#### [Objective]
Omit any picture, and return the remaining data exactly as written.

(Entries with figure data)

_____

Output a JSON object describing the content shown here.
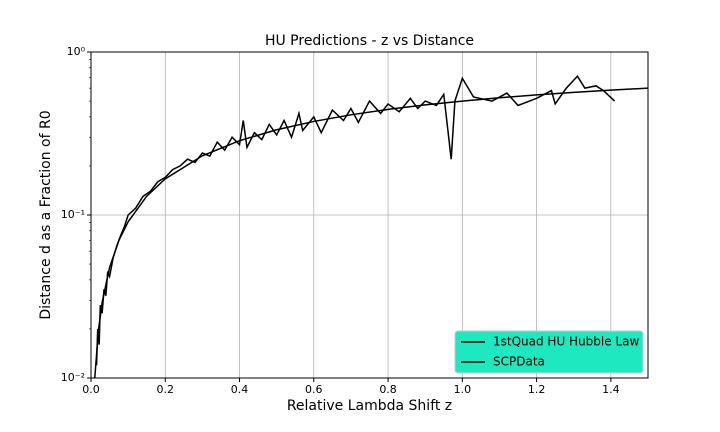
{
  "chart_data": {
    "type": "line",
    "title": "HU Predictions - z vs Distance",
    "xlabel": "Relative Lambda Shift z",
    "ylabel": "Distance d as a Fraction of R0",
    "xlim": [
      0,
      1.5
    ],
    "ylim": [
      0.01,
      1
    ],
    "yscale": "log",
    "xticks": [
      {
        "value": 0,
        "label": "0.0"
      },
      0.2,
      0.4,
      0.6,
      0.8,
      {
        "value": 1,
        "label": "1.0"
      },
      1.2,
      1.4
    ],
    "yticks": [
      {
        "value": 0.01,
        "label": "10⁻²"
      },
      {
        "value": 0.1,
        "label": "10⁻¹"
      },
      {
        "value": 1,
        "label": "10⁰"
      }
    ],
    "grid": true,
    "legend": "lower right",
    "legend_facecolor": "#1ee8c0",
    "series": [
      {
        "name": "1stQuad HU Hubble Law",
        "color": "#000000",
        "x": [
          0.01,
          0.02,
          0.03,
          0.05,
          0.075,
          0.1,
          0.15,
          0.2,
          0.3,
          0.4,
          0.5,
          0.6,
          0.7,
          0.8,
          0.9,
          1.0,
          1.1,
          1.2,
          1.3,
          1.4,
          1.5
        ],
        "values": [
          0.0099,
          0.0196,
          0.0291,
          0.0476,
          0.0698,
          0.0909,
          0.1304,
          0.1667,
          0.2308,
          0.2857,
          0.3333,
          0.375,
          0.4118,
          0.4444,
          0.4737,
          0.5,
          0.5238,
          0.5455,
          0.5652,
          0.5833,
          0.6
        ]
      },
      {
        "name": "SCPData",
        "color": "#000000",
        "x": [
          0.015,
          0.018,
          0.022,
          0.025,
          0.03,
          0.035,
          0.04,
          0.045,
          0.05,
          0.06,
          0.07,
          0.08,
          0.09,
          0.1,
          0.12,
          0.14,
          0.16,
          0.18,
          0.2,
          0.22,
          0.24,
          0.26,
          0.28,
          0.3,
          0.32,
          0.34,
          0.36,
          0.38,
          0.4,
          0.41,
          0.42,
          0.44,
          0.46,
          0.48,
          0.5,
          0.52,
          0.54,
          0.56,
          0.57,
          0.6,
          0.62,
          0.65,
          0.68,
          0.7,
          0.72,
          0.75,
          0.78,
          0.8,
          0.83,
          0.86,
          0.88,
          0.9,
          0.93,
          0.95,
          0.97,
          0.98,
          1.0,
          1.03,
          1.08,
          1.12,
          1.15,
          1.2,
          1.24,
          1.25,
          1.28,
          1.31,
          1.33,
          1.36,
          1.38,
          1.41
        ],
        "values": [
          0.012,
          0.02,
          0.016,
          0.028,
          0.025,
          0.035,
          0.032,
          0.045,
          0.042,
          0.055,
          0.065,
          0.075,
          0.085,
          0.1,
          0.11,
          0.13,
          0.14,
          0.16,
          0.17,
          0.19,
          0.2,
          0.22,
          0.21,
          0.24,
          0.23,
          0.28,
          0.25,
          0.3,
          0.27,
          0.38,
          0.26,
          0.32,
          0.29,
          0.36,
          0.31,
          0.38,
          0.3,
          0.42,
          0.33,
          0.4,
          0.32,
          0.44,
          0.38,
          0.45,
          0.37,
          0.5,
          0.42,
          0.48,
          0.43,
          0.52,
          0.45,
          0.5,
          0.47,
          0.55,
          0.22,
          0.5,
          0.69,
          0.53,
          0.5,
          0.56,
          0.47,
          0.52,
          0.58,
          0.48,
          0.6,
          0.71,
          0.6,
          0.62,
          0.58,
          0.5
        ]
      }
    ]
  }
}
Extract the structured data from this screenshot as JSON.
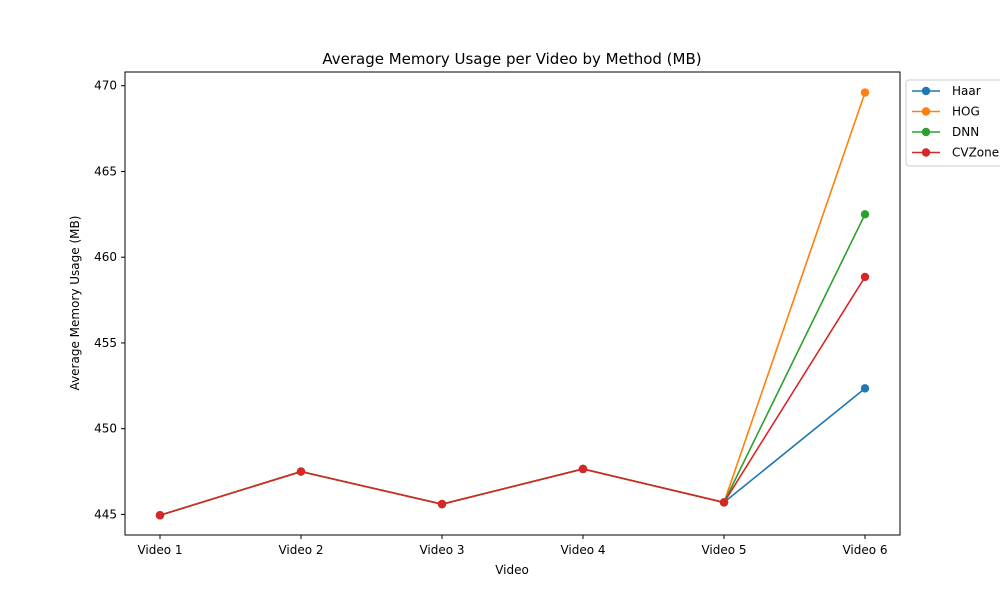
{
  "chart_data": {
    "type": "line",
    "title": "Average Memory Usage per Video by Method (MB)",
    "xlabel": "Video",
    "ylabel": "Average Memory Usage (MB)",
    "categories": [
      "Video 1",
      "Video 2",
      "Video 3",
      "Video 4",
      "Video 5",
      "Video 6"
    ],
    "ylim": [
      443.8,
      470.8
    ],
    "yticks": [
      445,
      450,
      455,
      460,
      465,
      470
    ],
    "grid": false,
    "legend_placement": "outside-top-right",
    "series": [
      {
        "name": "Haar",
        "color": "#1f77b4",
        "values": [
          444.95,
          447.5,
          445.6,
          447.65,
          445.7,
          452.35
        ]
      },
      {
        "name": "HOG",
        "color": "#ff7f0e",
        "values": [
          444.95,
          447.5,
          445.6,
          447.65,
          445.7,
          469.6
        ]
      },
      {
        "name": "DNN",
        "color": "#2ca02c",
        "values": [
          444.95,
          447.5,
          445.6,
          447.65,
          445.7,
          462.5
        ]
      },
      {
        "name": "CVZone",
        "color": "#d62728",
        "values": [
          444.95,
          447.5,
          445.6,
          447.65,
          445.7,
          458.85
        ]
      }
    ]
  }
}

_____

#### [Answer to this exercise]
Output a JSON object describing the content shown here.
{
  "chart_data": {
    "type": "line",
    "title": "HU Predictions - z vs Distance",
    "xlabel": "Relative Lambda Shift z",
    "ylabel": "Distance d as a Fraction of R0",
    "xlim": [
      0,
      1.5
    ],
    "ylim": [
      0.01,
      1
    ],
    "yscale": "log",
    "xticks": [
      {
        "value": 0,
        "label": "0.0"
      },
      0.2,
      0.4,
      0.6,
      0.8,
      {
        "value": 1,
        "label": "1.0"
      },
      1.2,
      1.4
    ],
    "yticks": [
      {
        "value": 0.01,
        "label": "10⁻²"
      },
      {
        "value": 0.1,
        "label": "10⁻¹"
      },
      {
        "value": 1,
        "label": "10⁰"
      }
    ],
    "grid": true,
    "legend": "lower right",
    "legend_facecolor": "#1ee8c0",
    "series": [
      {
        "name": "1stQuad HU Hubble Law",
        "color": "#000000",
        "x": [
          0.01,
          0.02,
          0.03,
          0.05,
          0.075,
          0.1,
          0.15,
          0.2,
          0.3,
          0.4,
          0.5,
          0.6,
          0.7,
          0.8,
          0.9,
          1.0,
          1.1,
          1.2,
          1.3,
          1.4,
          1.5
        ],
        "values": [
          0.0099,
          0.0196,
          0.0291,
          0.0476,
          0.0698,
          0.0909,
          0.1304,
          0.1667,
          0.2308,
          0.2857,
          0.3333,
          0.375,
          0.4118,
          0.4444,
          0.4737,
          0.5,
          0.5238,
          0.5455,
          0.5652,
          0.5833,
          0.6
        ]
      },
      {
        "name": "SCPData",
        "color": "#000000",
        "x": [
          0.015,
          0.018,
          0.022,
          0.025,
          0.03,
          0.035,
          0.04,
          0.045,
          0.05,
          0.06,
          0.07,
          0.08,
          0.09,
          0.1,
          0.12,
          0.14,
          0.16,
          0.18,
          0.2,
          0.22,
          0.24,
          0.26,
          0.28,
          0.3,
          0.32,
          0.34,
          0.36,
          0.38,
          0.4,
          0.41,
          0.42,
          0.44,
          0.46,
          0.48,
          0.5,
          0.52,
          0.54,
          0.56,
          0.57,
          0.6,
          0.62,
          0.65,
          0.68,
          0.7,
          0.72,
          0.75,
          0.78,
          0.8,
          0.83,
          0.86,
          0.88,
          0.9,
          0.93,
          0.95,
          0.97,
          0.98,
          1.0,
          1.03,
          1.08,
          1.12,
          1.15,
          1.2,
          1.24,
          1.25,
          1.28,
          1.31,
          1.33,
          1.36,
          1.38,
          1.41
        ],
        "values": [
          0.012,
          0.02,
          0.016,
          0.028,
          0.025,
          0.035,
          0.032,
          0.045,
          0.042,
          0.055,
          0.065,
          0.075,
          0.085,
          0.1,
          0.11,
          0.13,
          0.14,
          0.16,
          0.17,
          0.19,
          0.2,
          0.22,
          0.21,
          0.24,
          0.23,
          0.28,
          0.25,
          0.3,
          0.27,
          0.38,
          0.26,
          0.32,
          0.29,
          0.36,
          0.31,
          0.38,
          0.3,
          0.42,
          0.33,
          0.4,
          0.32,
          0.44,
          0.38,
          0.45,
          0.37,
          0.5,
          0.42,
          0.48,
          0.43,
          0.52,
          0.45,
          0.5,
          0.47,
          0.55,
          0.22,
          0.5,
          0.69,
          0.53,
          0.5,
          0.56,
          0.47,
          0.52,
          0.58,
          0.48,
          0.6,
          0.71,
          0.6,
          0.62,
          0.58,
          0.5
        ]
      }
    ]
  }
}
Extract the structured data from this screenshot as JSON.
{
  "chart_data": {
    "type": "line",
    "title": "Average Memory Usage per Video by Method (MB)",
    "xlabel": "Video",
    "ylabel": "Average Memory Usage (MB)",
    "categories": [
      "Video 1",
      "Video 2",
      "Video 3",
      "Video 4",
      "Video 5",
      "Video 6"
    ],
    "ylim": [
      443.8,
      470.8
    ],
    "yticks": [
      445,
      450,
      455,
      460,
      465,
      470
    ],
    "grid": false,
    "legend_placement": "outside-top-right",
    "series": [
      {
        "name": "Haar",
        "color": "#1f77b4",
        "values": [
          444.95,
          447.5,
          445.6,
          447.65,
          445.7,
          452.35
        ]
      },
      {
        "name": "HOG",
        "color": "#ff7f0e",
        "values": [
          444.95,
          447.5,
          445.6,
          447.65,
          445.7,
          469.6
        ]
      },
      {
        "name": "DNN",
        "color": "#2ca02c",
        "values": [
          444.95,
          447.5,
          445.6,
          447.65,
          445.7,
          462.5
        ]
      },
      {
        "name": "CVZone",
        "color": "#d62728",
        "values": [
          444.95,
          447.5,
          445.6,
          447.65,
          445.7,
          458.85
        ]
      }
    ]
  }
}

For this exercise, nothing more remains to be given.